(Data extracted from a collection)

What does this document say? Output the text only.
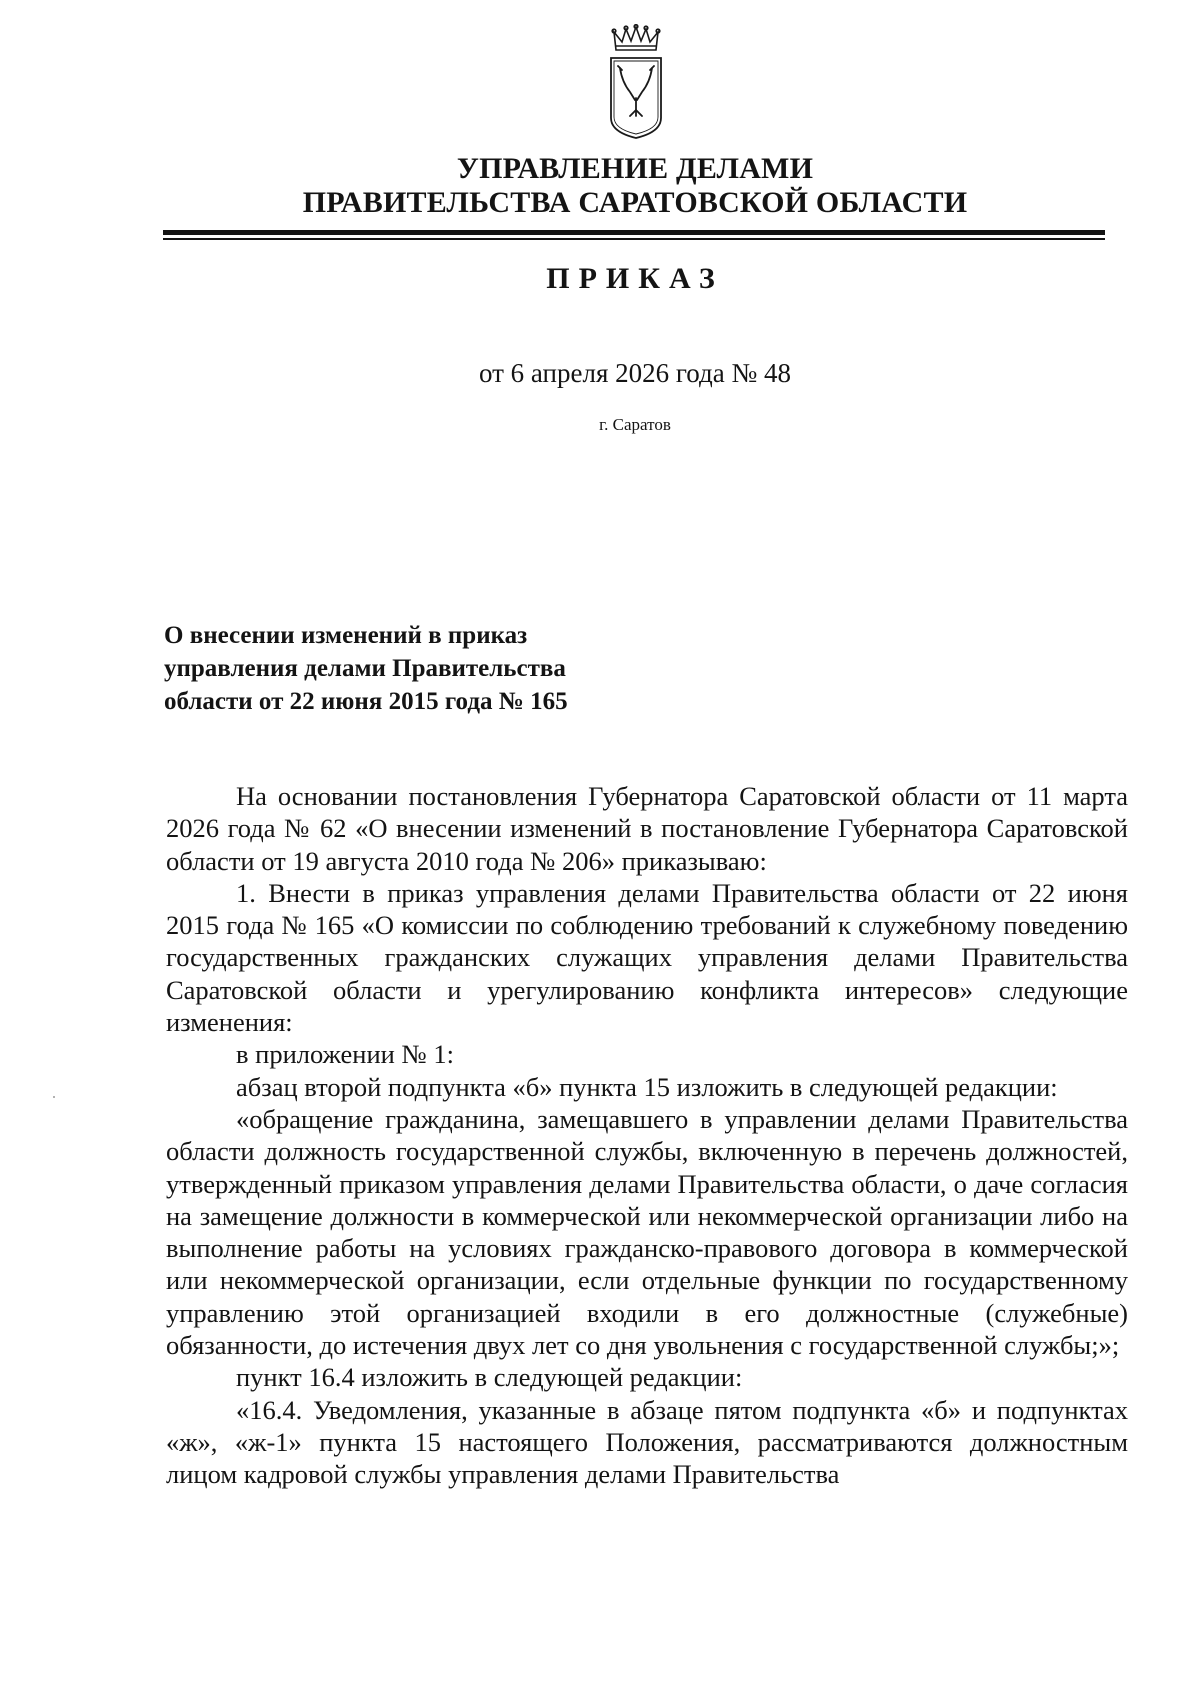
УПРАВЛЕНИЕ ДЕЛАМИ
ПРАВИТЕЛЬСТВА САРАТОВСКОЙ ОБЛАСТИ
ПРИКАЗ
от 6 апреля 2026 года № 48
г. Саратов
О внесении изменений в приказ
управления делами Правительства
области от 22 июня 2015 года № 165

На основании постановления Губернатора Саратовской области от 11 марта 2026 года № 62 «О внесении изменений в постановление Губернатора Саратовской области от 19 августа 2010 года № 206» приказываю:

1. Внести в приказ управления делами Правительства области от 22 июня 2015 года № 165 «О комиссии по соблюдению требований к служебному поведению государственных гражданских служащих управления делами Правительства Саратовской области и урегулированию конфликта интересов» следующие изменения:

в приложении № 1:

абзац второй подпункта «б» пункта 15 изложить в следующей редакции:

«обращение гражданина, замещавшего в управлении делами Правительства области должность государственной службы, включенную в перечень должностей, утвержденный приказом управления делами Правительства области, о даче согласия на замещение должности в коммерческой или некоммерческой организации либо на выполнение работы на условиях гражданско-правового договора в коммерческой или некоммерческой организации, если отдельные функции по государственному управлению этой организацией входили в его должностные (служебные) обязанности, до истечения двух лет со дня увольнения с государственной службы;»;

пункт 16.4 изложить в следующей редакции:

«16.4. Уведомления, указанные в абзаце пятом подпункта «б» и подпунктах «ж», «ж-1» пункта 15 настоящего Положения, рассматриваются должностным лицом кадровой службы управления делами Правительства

→ **Task to carry out**
Which lines hold the word "июня"? Show each one.

→ **Solution**
области от 22 июня 2015 года № 165
1. Внести в приказ управления делами Правительства области от 22 июня 2015 года № 165 «О комиссии по соблюдению требований к служебному поведению государственных гражданских служащих управления делами Правительства Саратовской области и урегулированию конфликта интересов» следующие изменения:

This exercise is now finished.